# SOURCE EXTRACT
■ ■ ■ ■ ■

The ladder operators date at least to Dirac's Principles of Quantum Mechanics, first published in 1930. That's a really good example of Dirac just inventing the ladder operators and then showing that they solve the problem. Dirac had a tendency to bring in math that physicists at the time weren't familiar with. So it's possible that he saw the ladder operators in math, realized they could solve physics problems, and introduced them to physics. He doesn't provide a citation in Principles, so it's also possible that he invented them. The best citation for where Dirac got the ladder operators should be in one of his original papers.

• Comment to the answer (v1): It may be worthwhile stressing that $x^2 + y^2 = (x + iy)(x - iy)$ is only true if $[x,y]=0$. Dec 12 '13 at 21:22

Why do they have that form and not some other? I suppose one answer is "the form of the Hamiltonian".

Because of the form of the Hamiltonian for the QHO, there is a "number" basis for the states.

■ ■ ■ ■ ■

# WHAT YOU WILL DO
Change "Hamiltonian" to "energy operator" in the ladder-operator passage and copy it out. Begin at the words "Why do they" and stop after "for the states.".

# GIVEN INFORMATION
■ ■ ■ ■ ■

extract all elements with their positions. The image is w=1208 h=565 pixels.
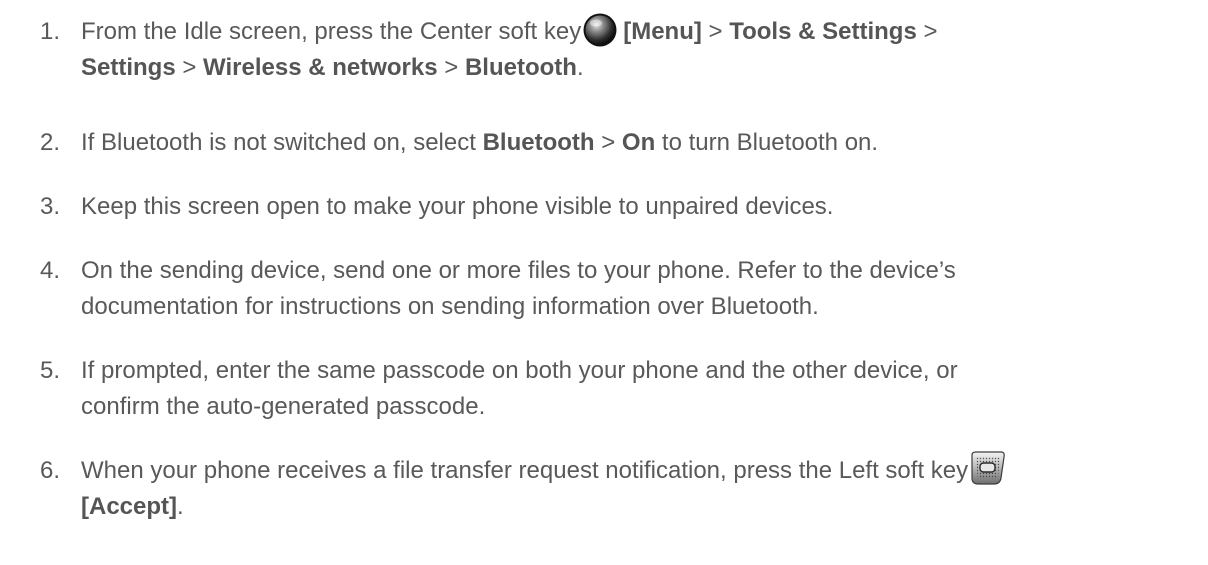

■ ■ ■ ■ ■

# TASK RESULT
Why do they have that form and not some other? I suppose one answer is "the form of the energy operator".

Because of the form of the energy operator for the QHO, there is a "number" basis for the states.